======== Supplied information
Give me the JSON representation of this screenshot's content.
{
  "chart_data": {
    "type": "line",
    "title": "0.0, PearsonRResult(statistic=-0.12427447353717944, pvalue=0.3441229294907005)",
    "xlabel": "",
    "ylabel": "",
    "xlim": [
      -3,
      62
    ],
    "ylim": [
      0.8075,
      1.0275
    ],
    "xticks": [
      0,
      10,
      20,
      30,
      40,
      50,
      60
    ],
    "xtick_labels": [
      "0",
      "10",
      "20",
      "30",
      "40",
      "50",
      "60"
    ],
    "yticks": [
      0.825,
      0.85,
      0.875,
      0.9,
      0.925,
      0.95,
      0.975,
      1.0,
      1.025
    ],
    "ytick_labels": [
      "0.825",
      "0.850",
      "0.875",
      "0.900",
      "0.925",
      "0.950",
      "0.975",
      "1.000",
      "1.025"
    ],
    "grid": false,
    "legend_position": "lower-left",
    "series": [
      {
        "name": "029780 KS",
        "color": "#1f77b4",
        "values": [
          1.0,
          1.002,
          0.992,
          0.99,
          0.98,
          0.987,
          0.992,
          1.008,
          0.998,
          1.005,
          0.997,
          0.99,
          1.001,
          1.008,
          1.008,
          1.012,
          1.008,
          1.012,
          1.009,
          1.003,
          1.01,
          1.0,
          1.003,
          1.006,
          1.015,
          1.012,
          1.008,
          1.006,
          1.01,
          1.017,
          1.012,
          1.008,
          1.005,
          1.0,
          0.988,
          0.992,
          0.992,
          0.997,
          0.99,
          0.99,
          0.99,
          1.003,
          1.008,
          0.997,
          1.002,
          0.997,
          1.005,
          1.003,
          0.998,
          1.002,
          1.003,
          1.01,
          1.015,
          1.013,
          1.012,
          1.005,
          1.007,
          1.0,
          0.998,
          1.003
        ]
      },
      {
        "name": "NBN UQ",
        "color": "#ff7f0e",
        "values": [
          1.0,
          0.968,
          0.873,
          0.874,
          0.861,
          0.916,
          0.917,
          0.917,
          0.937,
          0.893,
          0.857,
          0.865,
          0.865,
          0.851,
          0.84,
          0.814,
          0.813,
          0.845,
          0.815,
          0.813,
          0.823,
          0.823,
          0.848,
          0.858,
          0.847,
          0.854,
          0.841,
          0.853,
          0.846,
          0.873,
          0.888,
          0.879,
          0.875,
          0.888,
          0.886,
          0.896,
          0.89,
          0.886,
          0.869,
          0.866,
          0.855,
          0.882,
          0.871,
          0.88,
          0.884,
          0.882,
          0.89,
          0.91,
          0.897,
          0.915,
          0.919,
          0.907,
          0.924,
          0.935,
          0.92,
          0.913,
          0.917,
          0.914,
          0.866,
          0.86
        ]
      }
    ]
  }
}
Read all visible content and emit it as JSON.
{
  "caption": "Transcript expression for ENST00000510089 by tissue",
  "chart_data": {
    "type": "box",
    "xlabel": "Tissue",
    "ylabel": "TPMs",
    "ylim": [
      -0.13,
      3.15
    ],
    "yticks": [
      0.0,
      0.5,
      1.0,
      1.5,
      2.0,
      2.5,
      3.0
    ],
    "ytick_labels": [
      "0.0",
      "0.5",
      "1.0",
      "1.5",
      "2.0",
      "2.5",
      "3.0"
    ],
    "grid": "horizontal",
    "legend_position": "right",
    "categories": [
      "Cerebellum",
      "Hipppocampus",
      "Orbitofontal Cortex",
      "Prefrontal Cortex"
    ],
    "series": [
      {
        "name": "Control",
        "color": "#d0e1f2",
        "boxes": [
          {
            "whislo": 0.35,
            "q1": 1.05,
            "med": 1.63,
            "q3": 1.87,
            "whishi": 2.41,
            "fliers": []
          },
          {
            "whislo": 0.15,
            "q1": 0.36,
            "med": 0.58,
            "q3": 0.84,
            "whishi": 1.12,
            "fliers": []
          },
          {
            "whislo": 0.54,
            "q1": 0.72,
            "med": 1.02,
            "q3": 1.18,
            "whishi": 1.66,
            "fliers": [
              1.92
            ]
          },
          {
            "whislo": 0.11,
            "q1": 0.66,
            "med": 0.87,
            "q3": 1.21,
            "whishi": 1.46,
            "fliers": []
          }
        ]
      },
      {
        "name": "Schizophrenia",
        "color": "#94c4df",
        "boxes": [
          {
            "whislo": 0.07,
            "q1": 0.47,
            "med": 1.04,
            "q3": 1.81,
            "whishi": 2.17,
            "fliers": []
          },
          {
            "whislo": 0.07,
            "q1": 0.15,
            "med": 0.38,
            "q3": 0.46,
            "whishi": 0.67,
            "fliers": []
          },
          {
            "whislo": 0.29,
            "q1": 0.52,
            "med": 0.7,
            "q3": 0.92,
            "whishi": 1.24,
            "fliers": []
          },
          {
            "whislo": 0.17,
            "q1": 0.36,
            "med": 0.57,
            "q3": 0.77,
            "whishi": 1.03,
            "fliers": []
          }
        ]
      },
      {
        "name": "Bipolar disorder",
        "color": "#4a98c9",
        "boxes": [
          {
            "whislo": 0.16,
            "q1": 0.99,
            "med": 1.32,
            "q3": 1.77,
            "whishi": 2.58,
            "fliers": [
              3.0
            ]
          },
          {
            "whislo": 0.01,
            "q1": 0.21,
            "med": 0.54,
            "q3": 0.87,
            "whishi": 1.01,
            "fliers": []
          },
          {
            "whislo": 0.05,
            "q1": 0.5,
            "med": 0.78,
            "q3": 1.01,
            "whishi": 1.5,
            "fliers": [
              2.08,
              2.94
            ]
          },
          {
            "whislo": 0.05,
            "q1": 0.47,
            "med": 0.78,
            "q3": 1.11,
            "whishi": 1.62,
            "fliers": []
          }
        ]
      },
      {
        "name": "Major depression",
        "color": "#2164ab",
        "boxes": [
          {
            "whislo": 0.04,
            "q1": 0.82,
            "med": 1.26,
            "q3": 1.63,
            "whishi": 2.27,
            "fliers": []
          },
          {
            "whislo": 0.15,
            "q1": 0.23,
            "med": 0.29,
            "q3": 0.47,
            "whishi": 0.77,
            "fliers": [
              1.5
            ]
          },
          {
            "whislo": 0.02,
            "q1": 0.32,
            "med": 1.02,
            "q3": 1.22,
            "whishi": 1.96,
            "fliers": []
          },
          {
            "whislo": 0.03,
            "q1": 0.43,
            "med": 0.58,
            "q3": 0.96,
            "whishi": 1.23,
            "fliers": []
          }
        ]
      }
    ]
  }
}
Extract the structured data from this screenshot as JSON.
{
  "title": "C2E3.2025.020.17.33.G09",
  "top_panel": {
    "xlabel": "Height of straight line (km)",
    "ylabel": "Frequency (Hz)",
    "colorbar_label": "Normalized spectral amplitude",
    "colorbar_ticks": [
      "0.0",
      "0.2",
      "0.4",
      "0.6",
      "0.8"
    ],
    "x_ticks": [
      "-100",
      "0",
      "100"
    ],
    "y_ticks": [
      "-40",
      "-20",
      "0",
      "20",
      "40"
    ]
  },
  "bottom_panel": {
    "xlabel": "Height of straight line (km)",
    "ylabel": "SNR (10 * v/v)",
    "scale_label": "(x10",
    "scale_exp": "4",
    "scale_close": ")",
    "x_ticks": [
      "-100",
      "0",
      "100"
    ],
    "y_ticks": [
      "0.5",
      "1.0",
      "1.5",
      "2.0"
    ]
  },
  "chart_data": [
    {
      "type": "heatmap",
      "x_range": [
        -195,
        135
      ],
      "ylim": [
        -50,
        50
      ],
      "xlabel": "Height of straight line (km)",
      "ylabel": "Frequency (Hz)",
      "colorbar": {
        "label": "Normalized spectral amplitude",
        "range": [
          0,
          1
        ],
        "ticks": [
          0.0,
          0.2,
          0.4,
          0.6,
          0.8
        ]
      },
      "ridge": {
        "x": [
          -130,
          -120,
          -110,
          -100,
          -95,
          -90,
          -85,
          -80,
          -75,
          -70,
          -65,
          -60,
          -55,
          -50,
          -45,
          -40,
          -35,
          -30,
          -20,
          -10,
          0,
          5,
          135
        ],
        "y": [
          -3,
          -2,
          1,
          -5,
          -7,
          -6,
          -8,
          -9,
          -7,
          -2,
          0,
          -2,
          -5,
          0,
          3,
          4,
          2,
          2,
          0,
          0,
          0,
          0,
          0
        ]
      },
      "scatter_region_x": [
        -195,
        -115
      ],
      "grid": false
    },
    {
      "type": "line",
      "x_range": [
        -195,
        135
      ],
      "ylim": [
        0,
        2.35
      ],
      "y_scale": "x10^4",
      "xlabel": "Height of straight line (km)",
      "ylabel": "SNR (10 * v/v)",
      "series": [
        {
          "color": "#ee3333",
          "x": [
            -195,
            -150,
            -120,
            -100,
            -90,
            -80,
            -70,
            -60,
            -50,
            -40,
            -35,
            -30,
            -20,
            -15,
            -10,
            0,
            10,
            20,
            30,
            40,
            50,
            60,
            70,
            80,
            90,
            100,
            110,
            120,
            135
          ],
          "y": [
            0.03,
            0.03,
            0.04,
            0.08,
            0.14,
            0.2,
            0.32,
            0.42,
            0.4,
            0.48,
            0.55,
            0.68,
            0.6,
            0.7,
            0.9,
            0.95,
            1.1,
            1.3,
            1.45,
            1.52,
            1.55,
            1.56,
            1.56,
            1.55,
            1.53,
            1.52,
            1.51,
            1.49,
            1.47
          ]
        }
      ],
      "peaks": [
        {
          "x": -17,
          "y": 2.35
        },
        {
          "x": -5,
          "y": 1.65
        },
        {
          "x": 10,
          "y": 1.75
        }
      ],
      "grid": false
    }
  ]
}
================
Aim: Find the word "name" in the entries above and gather every line that holds it.

Full solution:
        "name": "029780 KS",
        "name": "NBN UQ",
        "name": "Control",
        "name": "Schizophrenia",
        "name": "Bipolar disorder",
        "name": "Major depression",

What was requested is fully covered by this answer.